>> start

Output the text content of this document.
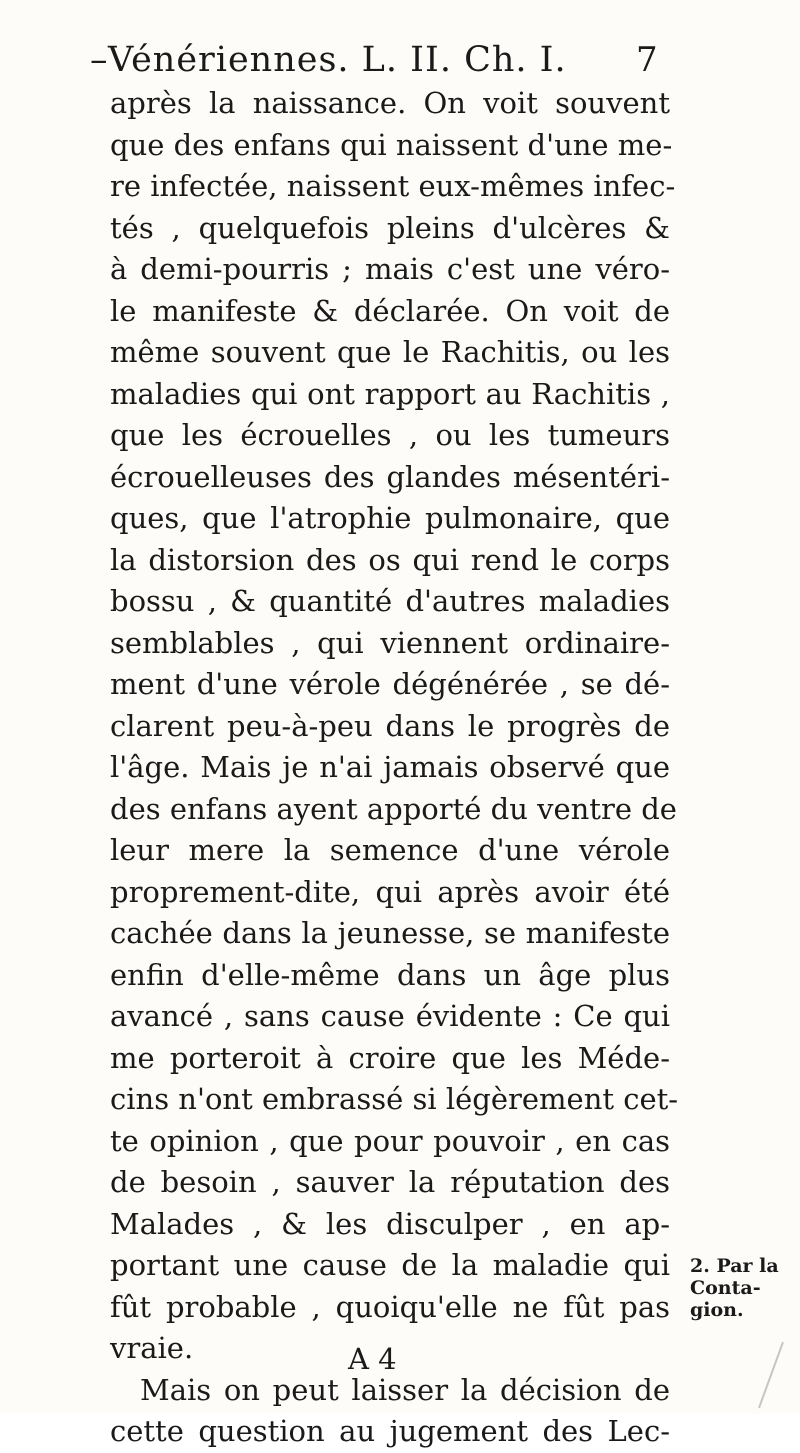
– Vénériennes. L. II. Ch. I. 7
après la naissance. On voit souvent
que des enfans qui naissent d'une me-
re infectée, naissent eux-mêmes infec-
tés , quelquefois pleins d'ulcères &
à demi-pourris ; mais c'est une véro-
le manifeste & déclarée. On voit de
même souvent que le Rachitis, ou les
maladies qui ont rapport au Rachitis ,
que les écrouelles , ou les tumeurs
écrouelleuses des glandes mésentéri-
ques, que l'atrophie pulmonaire, que
la distorsion des os qui rend le corps
bossu , & quantité d'autres maladies
semblables , qui viennent ordinaire-
ment d'une vérole dégénérée , se dé-
clarent peu-à-peu dans le progrès de
l'âge. Mais je n'ai jamais observé que
des enfans ayent apporté du ventre de
leur mere la semence d'une vérole
proprement-dite, qui après avoir été
cachée dans la jeunesse, se manifeste
enfin d'elle-même dans un âge plus
avancé , sans cause évidente : Ce qui
me porteroit à croire que les Méde-
cins n'ont embrassé si légèrement cet-
te opinion , que pour pouvoir , en cas
de besoin , sauver la réputation des
Malades , & les disculper , en ap-
portant une cause de la maladie qui
fût probable , quoiqu'elle ne fût pas
vraie.
Mais on peut laisser la décision de
cette question au jugement des Lec-
A 4
2. Par la
Conta-
gion.
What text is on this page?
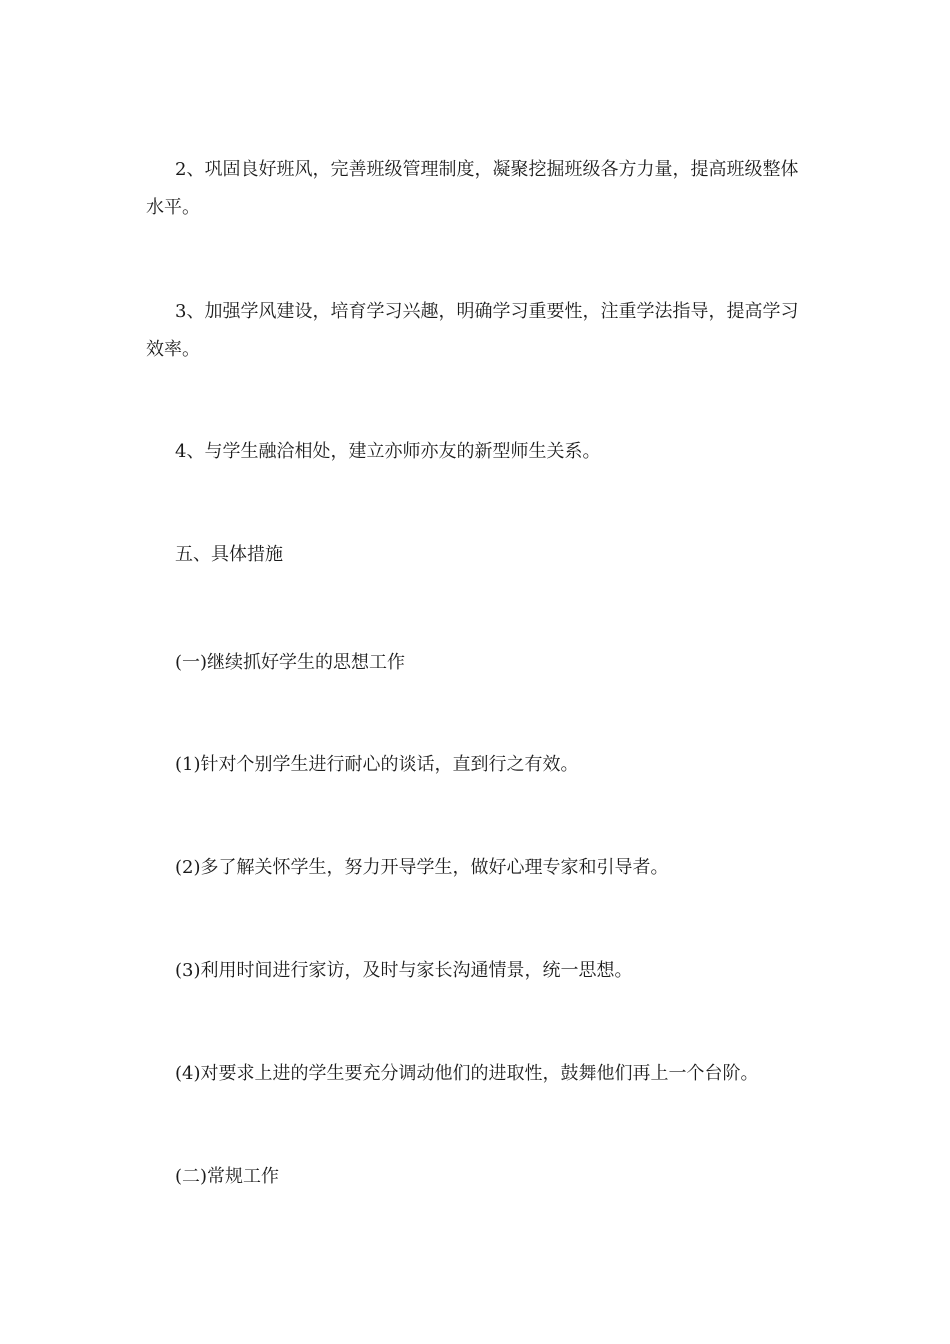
2、巩固良好班风，完善班级管理制度，凝聚挖掘班级各方力量，提高班级整体水平。

3、加强学风建设，培育学习兴趣，明确学习重要性，注重学法指导，提高学习效率。

4、与学生融洽相处，建立亦师亦友的新型师生关系。

五、具体措施

(一)继续抓好学生的思想工作

(1)针对个别学生进行耐心的谈话，直到行之有效。

(2)多了解关怀学生，努力开导学生，做好心理专家和引导者。

(3)利用时间进行家访，及时与家长沟通情景，统一思想。

(4)对要求上进的学生要充分调动他们的进取性，鼓舞他们再上一个台阶。

(二)常规工作
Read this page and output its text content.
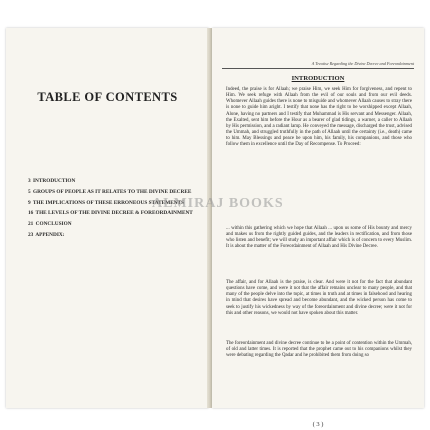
TABLE OF CONTENTS
3 INTRODUCTION
5 GROUPS OF PEOPLE AS IT RELATES TO THE DIVINE DECREE
9 THE IMPLICATIONS OF THESE ERRONEOUS STATEMENTS
16 THE LEVELS OF THE DIVINE DECREE & FOREORDAINMENT
21 CONCLUSION
23 APPENDIX:
A Treatise Regarding the Divine Decree and Foreordainment
INTRODUCTION
Indeed, the praise is for Allaah; we praise Him, we seek Him for forgiveness, and repent to Him. We seek refuge with Allaah from the evil of our souls and from our evil deeds. Whomever Allaah guides there is none to misguide and whomever Allaah causes to stray there is none to guide him aright. I testify that none has the right to be worshipped except Allaah, Alone, having no partners and I testify that Muhammad is His servant and Messenger. Allaah, the Exalted, sent him before the Hour as a bearer of glad tidings, a warner, a caller to Allaah by His permission, and a radiant lamp. He conveyed the message, discharged the trust, advised the Ummah, and struggled truthfully in the path of Allaah until the certainty (i.e., death) came to him. May Blessings and peace be upon him, his family, his companions, and those who follow them in excellence until the Day of Recompense. To Proceed:
... within this gathering which we hope that Allaah ... upon us some of His bounty and mercy and makes us from the rightly guided guides, and the leaders in rectification, and from those who listen and benefit; we will study an important affair which is of concern to every Muslim. It is about the matter of the Foreordainment of Allaah and His Divine Decree.
The affair, and for Allaah is the praise, is clear. And were it not for the fact that abundant questions have come, and were it not that the affair remains unclear to many people, and that many of the people delve into the topic, at times in truth and at times in falsehood and hearing in mind that desires have spread and become abundant, and the wicked person has come to seek to justify his wickedness by way of the foreordainment and divine decree; were it not for this and other reasons, we would not have spoken about this matter.
The foreordainment and divine decree continue to be a point of contention within the Ummah, of old and latter times. It is reported that the prophet came out to his companions whilst they were debating regarding the Qadar and he prohibited them from doing so
( 3 )
ALMIRAJ BOOKS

>> end

What you need to do —
Repeat the material verbatim. Do not carry over any picture.

Expected answer —
Output the text content of this document.
– Vénériennes. L. II. Ch. I. 7
après la naissance. On voit souvent
que des enfans qui naissent d'une me-
re infectée, naissent eux-mêmes infec-
tés , quelquefois pleins d'ulcères &
à demi-pourris ; mais c'est une véro-
le manifeste & déclarée. On voit de
même souvent que le Rachitis, ou les
maladies qui ont rapport au Rachitis ,
que les écrouelles , ou les tumeurs
écrouelleuses des glandes mésentéri-
ques, que l'atrophie pulmonaire, que
la distorsion des os qui rend le corps
bossu , & quantité d'autres maladies
semblables , qui viennent ordinaire-
ment d'une vérole dégénérée , se dé-
clarent peu-à-peu dans le progrès de
l'âge. Mais je n'ai jamais observé que
des enfans ayent apporté du ventre de
leur mere la semence d'une vérole
proprement-dite, qui après avoir été
cachée dans la jeunesse, se manifeste
enfin d'elle-même dans un âge plus
avancé , sans cause évidente : Ce qui
me porteroit à croire que les Méde-
cins n'ont embrassé si légèrement cet-
te opinion , que pour pouvoir , en cas
de besoin , sauver la réputation des
Malades , & les disculper , en ap-
portant une cause de la maladie qui
fût probable , quoiqu'elle ne fût pas
vraie.
Mais on peut laisser la décision de
cette question au jugement des Lec-
A 4
2. Par la
Conta-
gion.
What text is on this page?
2、巩固良好班风，完善班级管理制度，凝聚挖掘班级各方力量，提高班级整体水平。

3、加强学风建设，培育学习兴趣，明确学习重要性，注重学法指导，提高学习效率。

4、与学生融洽相处，建立亦师亦友的新型师生关系。

五、具体措施

(一)继续抓好学生的思想工作

(1)针对个别学生进行耐心的谈话，直到行之有效。

(2)多了解关怀学生，努力开导学生，做好心理专家和引导者。

(3)利用时间进行家访，及时与家长沟通情景，统一思想。

(4)对要求上进的学生要充分调动他们的进取性，鼓舞他们再上一个台阶。

(二)常规工作
Read this page and output its text content.
TABLE OF CONTENTS
3 INTRODUCTION
5 GROUPS OF PEOPLE AS IT RELATES TO THE DIVINE DECREE
9 THE IMPLICATIONS OF THESE ERRONEOUS STATEMENTS
16 THE LEVELS OF THE DIVINE DECREE & FOREORDAINMENT
21 CONCLUSION
23 APPENDIX:
A Treatise Regarding the Divine Decree and Foreordainment
INTRODUCTION
Indeed, the praise is for Allaah; we praise Him, we seek Him for forgiveness, and repent to Him. We seek refuge with Allaah from the evil of our souls and from our evil deeds. Whomever Allaah guides there is none to misguide and whomever Allaah causes to stray there is none to guide him aright. I testify that none has the right to be worshipped except Allaah, Alone, having no partners and I testify that Muhammad is His servant and Messenger. Allaah, the Exalted, sent him before the Hour as a bearer of glad tidings, a warner, a caller to Allaah by His permission, and a radiant lamp. He conveyed the message, discharged the trust, advised the Ummah, and struggled truthfully in the path of Allaah until the certainty (i.e., death) came to him. May Blessings and peace be upon him, his family, his companions, and those who follow them in excellence until the Day of Recompense. To Proceed:
... within this gathering which we hope that Allaah ... upon us some of His bounty and mercy and makes us from the rightly guided guides, and the leaders in rectification, and from those who listen and benefit; we will study an important affair which is of concern to every Muslim. It is about the matter of the Foreordainment of Allaah and His Divine Decree.
The affair, and for Allaah is the praise, is clear. And were it not for the fact that abundant questions have come, and were it not that the affair remains unclear to many people, and that many of the people delve into the topic, at times in truth and at times in falsehood and hearing in mind that desires have spread and become abundant, and the wicked person has come to seek to justify his wickedness by way of the foreordainment and divine decree; were it not for this and other reasons, we would not have spoken about this matter.
The foreordainment and divine decree continue to be a point of contention within the Ummah, of old and latter times. It is reported that the prophet came out to his companions whilst they were debating regarding the Qadar and he prohibited them from doing so
( 3 )
ALMIRAJ BOOKS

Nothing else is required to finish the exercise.